» DIRECTIONS FOR THIS TASK
Collect each line of the records containing the string "Stress".

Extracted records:
%%
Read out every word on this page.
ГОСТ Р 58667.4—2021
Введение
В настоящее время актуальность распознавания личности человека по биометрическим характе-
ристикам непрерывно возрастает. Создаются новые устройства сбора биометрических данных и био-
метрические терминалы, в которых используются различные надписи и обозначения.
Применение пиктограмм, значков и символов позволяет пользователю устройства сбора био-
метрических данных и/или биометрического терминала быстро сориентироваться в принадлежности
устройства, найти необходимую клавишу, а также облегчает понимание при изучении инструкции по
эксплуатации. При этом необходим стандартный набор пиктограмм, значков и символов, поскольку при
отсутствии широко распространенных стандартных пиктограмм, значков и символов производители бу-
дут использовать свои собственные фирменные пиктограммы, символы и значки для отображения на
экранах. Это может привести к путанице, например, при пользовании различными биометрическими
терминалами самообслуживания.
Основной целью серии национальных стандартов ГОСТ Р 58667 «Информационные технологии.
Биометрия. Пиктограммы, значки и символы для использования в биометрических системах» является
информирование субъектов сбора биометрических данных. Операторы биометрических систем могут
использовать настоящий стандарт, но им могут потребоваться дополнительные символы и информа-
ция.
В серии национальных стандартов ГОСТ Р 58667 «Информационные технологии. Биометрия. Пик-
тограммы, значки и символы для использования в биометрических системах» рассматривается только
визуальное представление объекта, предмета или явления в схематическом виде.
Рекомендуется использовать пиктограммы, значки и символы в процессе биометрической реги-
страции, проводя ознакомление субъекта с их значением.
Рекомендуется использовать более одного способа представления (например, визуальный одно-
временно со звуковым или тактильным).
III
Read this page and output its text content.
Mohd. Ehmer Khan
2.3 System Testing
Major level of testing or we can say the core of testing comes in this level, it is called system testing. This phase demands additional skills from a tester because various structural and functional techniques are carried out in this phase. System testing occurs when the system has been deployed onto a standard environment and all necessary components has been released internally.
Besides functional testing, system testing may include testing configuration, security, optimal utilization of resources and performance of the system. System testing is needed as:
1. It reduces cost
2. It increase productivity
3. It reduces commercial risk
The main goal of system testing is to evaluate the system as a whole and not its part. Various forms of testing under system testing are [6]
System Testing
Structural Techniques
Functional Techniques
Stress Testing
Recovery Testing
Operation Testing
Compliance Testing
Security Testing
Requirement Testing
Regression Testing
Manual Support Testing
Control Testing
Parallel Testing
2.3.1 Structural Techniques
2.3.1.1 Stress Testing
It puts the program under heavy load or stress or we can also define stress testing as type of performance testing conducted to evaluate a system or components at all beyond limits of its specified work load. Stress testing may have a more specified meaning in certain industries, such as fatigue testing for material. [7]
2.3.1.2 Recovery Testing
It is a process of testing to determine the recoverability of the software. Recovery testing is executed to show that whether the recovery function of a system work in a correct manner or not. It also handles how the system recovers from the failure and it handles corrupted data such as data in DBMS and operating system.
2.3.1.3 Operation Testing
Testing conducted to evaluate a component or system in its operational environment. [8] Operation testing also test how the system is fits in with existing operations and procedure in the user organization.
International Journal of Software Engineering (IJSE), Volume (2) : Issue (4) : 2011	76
%%
» TASK OUTPUT
Stress Testing
2.3.1.1 Stress Testing
It puts the program under heavy load or stress or we can also define stress testing as type of performance testing conducted to evaluate a system or components at all beyond limits of its specified work load. Stress testing may have a more specified meaning in certain industries, such as fatigue testing for material. [7]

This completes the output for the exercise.